■ **PROBLEM DESCRIPTION**: Report how many lines below contain the word "Bruit", and give only that number.
====== RECORD SET ======
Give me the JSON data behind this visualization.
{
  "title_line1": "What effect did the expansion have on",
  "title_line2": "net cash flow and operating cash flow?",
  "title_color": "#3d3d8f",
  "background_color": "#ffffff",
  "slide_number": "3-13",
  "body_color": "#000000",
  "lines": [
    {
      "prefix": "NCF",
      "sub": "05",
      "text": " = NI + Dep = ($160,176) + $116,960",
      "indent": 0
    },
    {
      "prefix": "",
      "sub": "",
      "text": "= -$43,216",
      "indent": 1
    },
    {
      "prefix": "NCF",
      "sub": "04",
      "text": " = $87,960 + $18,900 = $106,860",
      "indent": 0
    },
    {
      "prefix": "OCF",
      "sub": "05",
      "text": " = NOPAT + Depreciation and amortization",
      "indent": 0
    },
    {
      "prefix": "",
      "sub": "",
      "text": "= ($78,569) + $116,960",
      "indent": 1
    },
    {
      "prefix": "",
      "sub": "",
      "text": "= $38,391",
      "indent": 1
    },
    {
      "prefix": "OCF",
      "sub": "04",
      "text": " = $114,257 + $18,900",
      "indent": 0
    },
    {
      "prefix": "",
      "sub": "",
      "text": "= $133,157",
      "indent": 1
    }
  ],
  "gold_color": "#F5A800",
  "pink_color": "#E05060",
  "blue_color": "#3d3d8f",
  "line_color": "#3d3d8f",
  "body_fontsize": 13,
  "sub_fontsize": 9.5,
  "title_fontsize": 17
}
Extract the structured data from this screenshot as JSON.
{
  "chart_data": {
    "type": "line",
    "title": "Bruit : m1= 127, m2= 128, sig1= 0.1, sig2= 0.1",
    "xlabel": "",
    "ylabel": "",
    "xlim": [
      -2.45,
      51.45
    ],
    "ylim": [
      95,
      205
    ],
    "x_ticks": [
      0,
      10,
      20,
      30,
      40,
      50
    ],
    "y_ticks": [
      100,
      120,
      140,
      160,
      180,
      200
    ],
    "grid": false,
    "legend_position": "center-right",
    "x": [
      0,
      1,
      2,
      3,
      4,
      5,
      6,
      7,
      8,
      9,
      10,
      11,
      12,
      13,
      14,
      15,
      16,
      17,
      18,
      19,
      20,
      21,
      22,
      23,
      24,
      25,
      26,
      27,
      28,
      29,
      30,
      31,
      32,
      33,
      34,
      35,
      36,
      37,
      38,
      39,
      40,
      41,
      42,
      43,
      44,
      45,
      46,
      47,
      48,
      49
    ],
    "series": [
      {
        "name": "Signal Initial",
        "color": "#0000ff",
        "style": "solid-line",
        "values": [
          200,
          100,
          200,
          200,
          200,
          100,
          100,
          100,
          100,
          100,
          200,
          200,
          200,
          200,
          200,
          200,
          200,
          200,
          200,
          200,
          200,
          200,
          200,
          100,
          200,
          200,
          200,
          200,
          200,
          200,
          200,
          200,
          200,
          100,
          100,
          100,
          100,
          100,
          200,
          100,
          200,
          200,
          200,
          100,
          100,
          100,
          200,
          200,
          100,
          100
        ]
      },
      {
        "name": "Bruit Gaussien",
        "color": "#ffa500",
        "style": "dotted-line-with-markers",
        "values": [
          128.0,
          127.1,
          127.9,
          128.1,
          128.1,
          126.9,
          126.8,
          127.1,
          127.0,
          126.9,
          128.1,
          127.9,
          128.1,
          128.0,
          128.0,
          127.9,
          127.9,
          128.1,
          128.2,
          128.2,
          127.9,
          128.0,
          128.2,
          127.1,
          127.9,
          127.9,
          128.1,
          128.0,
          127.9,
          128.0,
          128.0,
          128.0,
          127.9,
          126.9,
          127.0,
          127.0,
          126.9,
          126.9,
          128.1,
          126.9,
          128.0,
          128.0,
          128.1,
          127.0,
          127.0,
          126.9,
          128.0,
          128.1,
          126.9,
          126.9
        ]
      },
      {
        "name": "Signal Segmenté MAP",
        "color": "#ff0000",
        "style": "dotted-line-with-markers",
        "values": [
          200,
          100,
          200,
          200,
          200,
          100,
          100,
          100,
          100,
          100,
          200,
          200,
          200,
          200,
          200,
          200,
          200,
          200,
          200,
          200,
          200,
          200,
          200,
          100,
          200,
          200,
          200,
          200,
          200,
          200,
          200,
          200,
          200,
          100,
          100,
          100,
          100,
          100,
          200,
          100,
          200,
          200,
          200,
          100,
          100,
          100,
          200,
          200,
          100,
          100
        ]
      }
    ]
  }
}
======
■ **TASK RESULT**: 2